● LISTED RECORDS

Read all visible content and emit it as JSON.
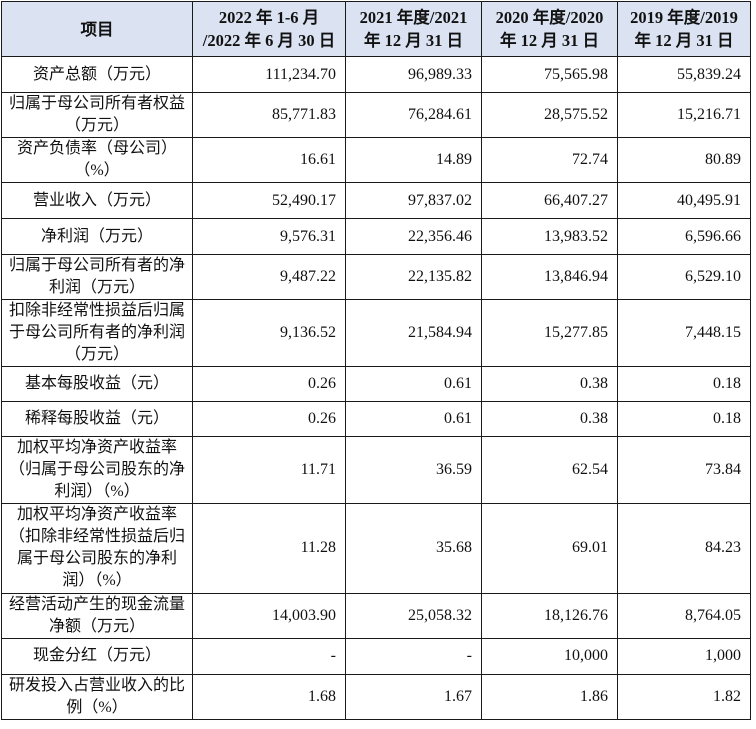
{
  "table": {
    "header": {
      "item": "项目",
      "periods": [
        {
          "line1": "2022 年 1-6 月",
          "line2": "/2022 年 6 月 30 日"
        },
        {
          "line1": "2021 年度/2021",
          "line2": "年 12 月 31 日"
        },
        {
          "line1": "2020 年度/2020",
          "line2": "年 12 月 31 日"
        },
        {
          "line1": "2019 年度/2019",
          "line2": "年 12 月 31 日"
        }
      ]
    },
    "rows": [
      {
        "label": "资产总额（万元）",
        "values": [
          "111,234.70",
          "96,989.33",
          "75,565.98",
          "55,839.24"
        ]
      },
      {
        "label": "归属于母公司所有者权益（万元）",
        "values": [
          "85,771.83",
          "76,284.61",
          "28,575.52",
          "15,216.71"
        ]
      },
      {
        "label": "资产负债率（母公司）（%）",
        "values": [
          "16.61",
          "14.89",
          "72.74",
          "80.89"
        ]
      },
      {
        "label": "营业收入（万元）",
        "values": [
          "52,490.17",
          "97,837.02",
          "66,407.27",
          "40,495.91"
        ]
      },
      {
        "label": "净利润（万元）",
        "values": [
          "9,576.31",
          "22,356.46",
          "13,983.52",
          "6,596.66"
        ]
      },
      {
        "label": "归属于母公司所有者的净利润（万元）",
        "values": [
          "9,487.22",
          "22,135.82",
          "13,846.94",
          "6,529.10"
        ]
      },
      {
        "label": "扣除非经常性损益后归属于母公司所有者的净利润（万元）",
        "values": [
          "9,136.52",
          "21,584.94",
          "15,277.85",
          "7,448.15"
        ]
      },
      {
        "label": "基本每股收益（元）",
        "values": [
          "0.26",
          "0.61",
          "0.38",
          "0.18"
        ]
      },
      {
        "label": "稀释每股收益（元）",
        "values": [
          "0.26",
          "0.61",
          "0.38",
          "0.18"
        ]
      },
      {
        "label": "加权平均净资产收益率（归属于母公司股东的净利润）（%）",
        "values": [
          "11.71",
          "36.59",
          "62.54",
          "73.84"
        ]
      },
      {
        "label": "加权平均净资产收益率（扣除非经常性损益后归属于母公司股东的净利润）（%）",
        "values": [
          "11.28",
          "35.68",
          "69.01",
          "84.23"
        ]
      },
      {
        "label": "经营活动产生的现金流量净额（万元）",
        "values": [
          "14,003.90",
          "25,058.32",
          "18,126.76",
          "8,764.05"
        ]
      },
      {
        "label": "现金分红（万元）",
        "values": [
          "-",
          "-",
          "10,000",
          "1,000"
        ]
      },
      {
        "label": "研发投入占营业收入的比例（%）",
        "values": [
          "1.68",
          "1.67",
          "1.86",
          "1.82"
        ]
      }
    ]
  },
  "colors": {
    "header_background": "#dbe3f2",
    "grid_line": "#1a1a1a",
    "text": "#111111"
  }
}
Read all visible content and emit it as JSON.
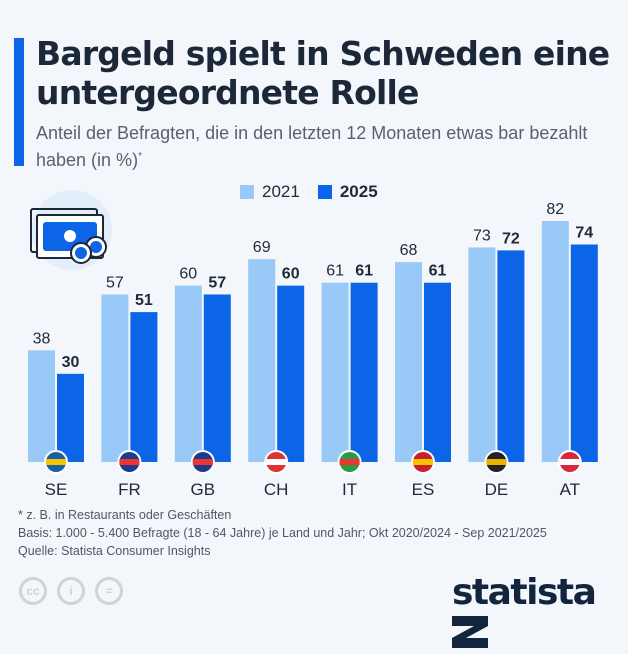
{
  "title": "Bargeld spielt in Schweden eine untergeordnete Rolle",
  "subtitle": "Anteil der Befragten, die in den letzten 12 Monaten etwas bar bezahlt haben (in %)",
  "subtitle_mark": "*",
  "colors": {
    "accent": "#0c64e6",
    "series_2021": "#99c9f6",
    "series_2025": "#0c64e6"
  },
  "icon": "banknote-coins-icon",
  "chart_data": {
    "type": "bar",
    "categories": [
      "SE",
      "FR",
      "GB",
      "CH",
      "IT",
      "ES",
      "DE",
      "AT"
    ],
    "flags": [
      "sweden-flag-icon",
      "france-flag-icon",
      "uk-flag-icon",
      "switzerland-flag-icon",
      "italy-flag-icon",
      "spain-flag-icon",
      "germany-flag-icon",
      "austria-flag-icon"
    ],
    "series": [
      {
        "name": "2021",
        "values": [
          38,
          57,
          60,
          69,
          61,
          68,
          73,
          82
        ]
      },
      {
        "name": "2025",
        "values": [
          30,
          51,
          57,
          60,
          61,
          61,
          72,
          74
        ]
      }
    ],
    "ylim": [
      0,
      82
    ],
    "legend": "top-center",
    "grid": false
  },
  "footer": {
    "note": "* z. B. in Restaurants oder Geschäften",
    "basis": "Basis: 1.000 - 5.400 Befragte (18 - 64 Jahre) je Land und Jahr; Okt 2020/2024 - Sep 2021/2025",
    "source": "Quelle: Statista Consumer Insights"
  },
  "license_icons": [
    "cc-icon",
    "by-icon",
    "nd-icon"
  ],
  "license_labels": [
    "cc",
    "i",
    "="
  ],
  "logo": "statista"
}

● STATED PROBLEM
Output all of the records exactly as they appear above, but not the pictures.

● FULL ANSWER
Read all visible content and emit it as JSON.
{
  "table": {
    "header": {
      "item": "项目",
      "periods": [
        {
          "line1": "2022 年 1-6 月",
          "line2": "/2022 年 6 月 30 日"
        },
        {
          "line1": "2021 年度/2021",
          "line2": "年 12 月 31 日"
        },
        {
          "line1": "2020 年度/2020",
          "line2": "年 12 月 31 日"
        },
        {
          "line1": "2019 年度/2019",
          "line2": "年 12 月 31 日"
        }
      ]
    },
    "rows": [
      {
        "label": "资产总额（万元）",
        "values": [
          "111,234.70",
          "96,989.33",
          "75,565.98",
          "55,839.24"
        ]
      },
      {
        "label": "归属于母公司所有者权益（万元）",
        "values": [
          "85,771.83",
          "76,284.61",
          "28,575.52",
          "15,216.71"
        ]
      },
      {
        "label": "资产负债率（母公司）（%）",
        "values": [
          "16.61",
          "14.89",
          "72.74",
          "80.89"
        ]
      },
      {
        "label": "营业收入（万元）",
        "values": [
          "52,490.17",
          "97,837.02",
          "66,407.27",
          "40,495.91"
        ]
      },
      {
        "label": "净利润（万元）",
        "values": [
          "9,576.31",
          "22,356.46",
          "13,983.52",
          "6,596.66"
        ]
      },
      {
        "label": "归属于母公司所有者的净利润（万元）",
        "values": [
          "9,487.22",
          "22,135.82",
          "13,846.94",
          "6,529.10"
        ]
      },
      {
        "label": "扣除非经常性损益后归属于母公司所有者的净利润（万元）",
        "values": [
          "9,136.52",
          "21,584.94",
          "15,277.85",
          "7,448.15"
        ]
      },
      {
        "label": "基本每股收益（元）",
        "values": [
          "0.26",
          "0.61",
          "0.38",
          "0.18"
        ]
      },
      {
        "label": "稀释每股收益（元）",
        "values": [
          "0.26",
          "0.61",
          "0.38",
          "0.18"
        ]
      },
      {
        "label": "加权平均净资产收益率（归属于母公司股东的净利润）（%）",
        "values": [
          "11.71",
          "36.59",
          "62.54",
          "73.84"
        ]
      },
      {
        "label": "加权平均净资产收益率（扣除非经常性损益后归属于母公司股东的净利润）（%）",
        "values": [
          "11.28",
          "35.68",
          "69.01",
          "84.23"
        ]
      },
      {
        "label": "经营活动产生的现金流量净额（万元）",
        "values": [
          "14,003.90",
          "25,058.32",
          "18,126.76",
          "8,764.05"
        ]
      },
      {
        "label": "现金分红（万元）",
        "values": [
          "-",
          "-",
          "10,000",
          "1,000"
        ]
      },
      {
        "label": "研发投入占营业收入的比例（%）",
        "values": [
          "1.68",
          "1.67",
          "1.86",
          "1.82"
        ]
      }
    ]
  },
  "colors": {
    "header_background": "#dbe3f2",
    "grid_line": "#1a1a1a",
    "text": "#111111"
  }
}
Read all visible content and emit it as JSON.
{
  "title": "Bargeld spielt in Schweden eine untergeordnete Rolle",
  "subtitle": "Anteil der Befragten, die in den letzten 12 Monaten etwas bar bezahlt haben (in %)",
  "subtitle_mark": "*",
  "colors": {
    "accent": "#0c64e6",
    "series_2021": "#99c9f6",
    "series_2025": "#0c64e6"
  },
  "icon": "banknote-coins-icon",
  "chart_data": {
    "type": "bar",
    "categories": [
      "SE",
      "FR",
      "GB",
      "CH",
      "IT",
      "ES",
      "DE",
      "AT"
    ],
    "flags": [
      "sweden-flag-icon",
      "france-flag-icon",
      "uk-flag-icon",
      "switzerland-flag-icon",
      "italy-flag-icon",
      "spain-flag-icon",
      "germany-flag-icon",
      "austria-flag-icon"
    ],
    "series": [
      {
        "name": "2021",
        "values": [
          38,
          57,
          60,
          69,
          61,
          68,
          73,
          82
        ]
      },
      {
        "name": "2025",
        "values": [
          30,
          51,
          57,
          60,
          61,
          61,
          72,
          74
        ]
      }
    ],
    "ylim": [
      0,
      82
    ],
    "legend": "top-center",
    "grid": false
  },
  "footer": {
    "note": "* z. B. in Restaurants oder Geschäften",
    "basis": "Basis: 1.000 - 5.400 Befragte (18 - 64 Jahre) je Land und Jahr; Okt 2020/2024 - Sep 2021/2025",
    "source": "Quelle: Statista Consumer Insights"
  },
  "license_icons": [
    "cc-icon",
    "by-icon",
    "nd-icon"
  ],
  "license_labels": [
    "cc",
    "i",
    "="
  ],
  "logo": "statista"
}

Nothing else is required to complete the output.